_EXERCISE DATA:_
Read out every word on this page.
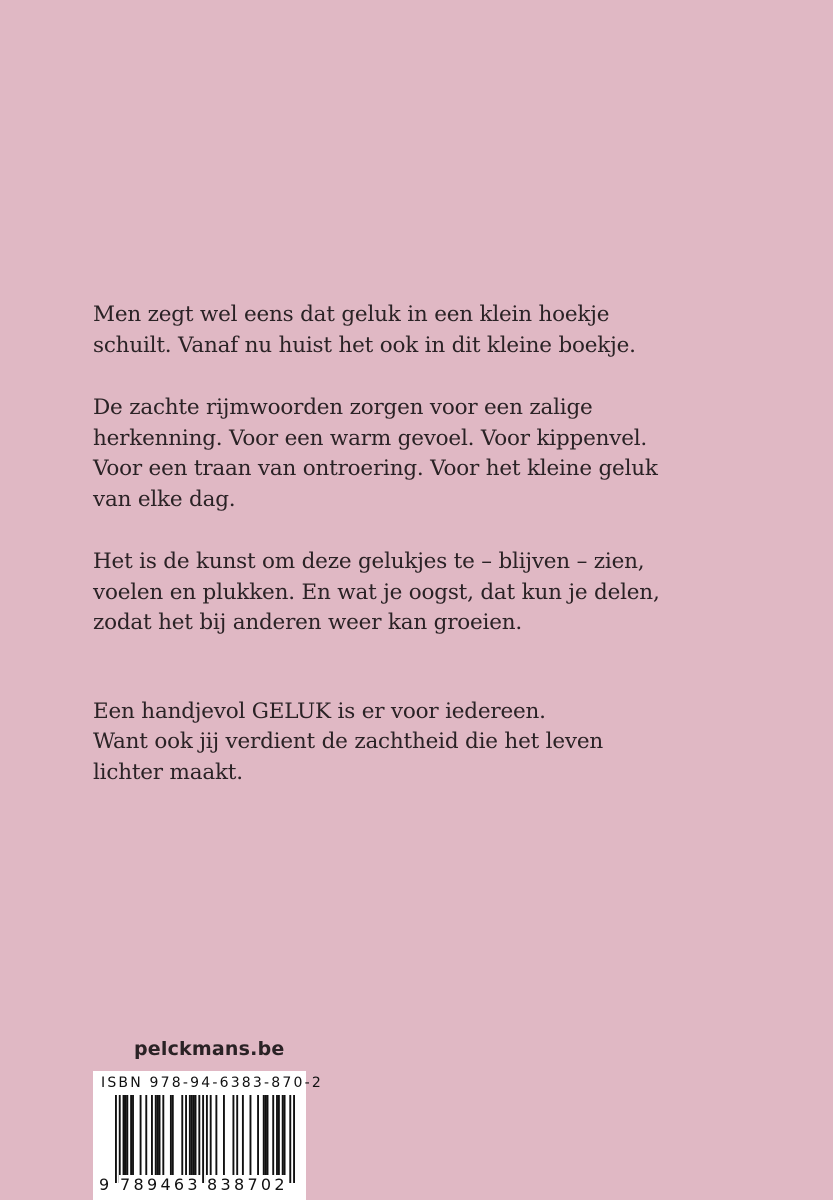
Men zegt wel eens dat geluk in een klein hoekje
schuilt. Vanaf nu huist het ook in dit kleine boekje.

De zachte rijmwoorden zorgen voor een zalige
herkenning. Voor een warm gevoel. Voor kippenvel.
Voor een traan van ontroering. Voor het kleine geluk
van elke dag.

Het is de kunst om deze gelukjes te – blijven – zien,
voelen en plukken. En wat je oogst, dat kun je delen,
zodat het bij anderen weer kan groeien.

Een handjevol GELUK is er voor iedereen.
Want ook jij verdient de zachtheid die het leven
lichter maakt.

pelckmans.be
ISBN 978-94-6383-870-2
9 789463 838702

_AIM OF THE EXERCISE:_ Output a faithful copy of the data, with each picture left out.

_SOLVED PROBLEM:_
Read out every word on this page.
Men zegt wel eens dat geluk in een klein hoekje
schuilt. Vanaf nu huist het ook in dit kleine boekje.

De zachte rijmwoorden zorgen voor een zalige
herkenning. Voor een warm gevoel. Voor kippenvel.
Voor een traan van ontroering. Voor het kleine geluk
van elke dag.

Het is de kunst om deze gelukjes te – blijven – zien,
voelen en plukken. En wat je oogst, dat kun je delen,
zodat het bij anderen weer kan groeien.

Een handjevol GELUK is er voor iedereen.
Want ook jij verdient de zachtheid die het leven
lichter maakt.

pelckmans.be
ISBN 978-94-6383-870-2
9 789463 838702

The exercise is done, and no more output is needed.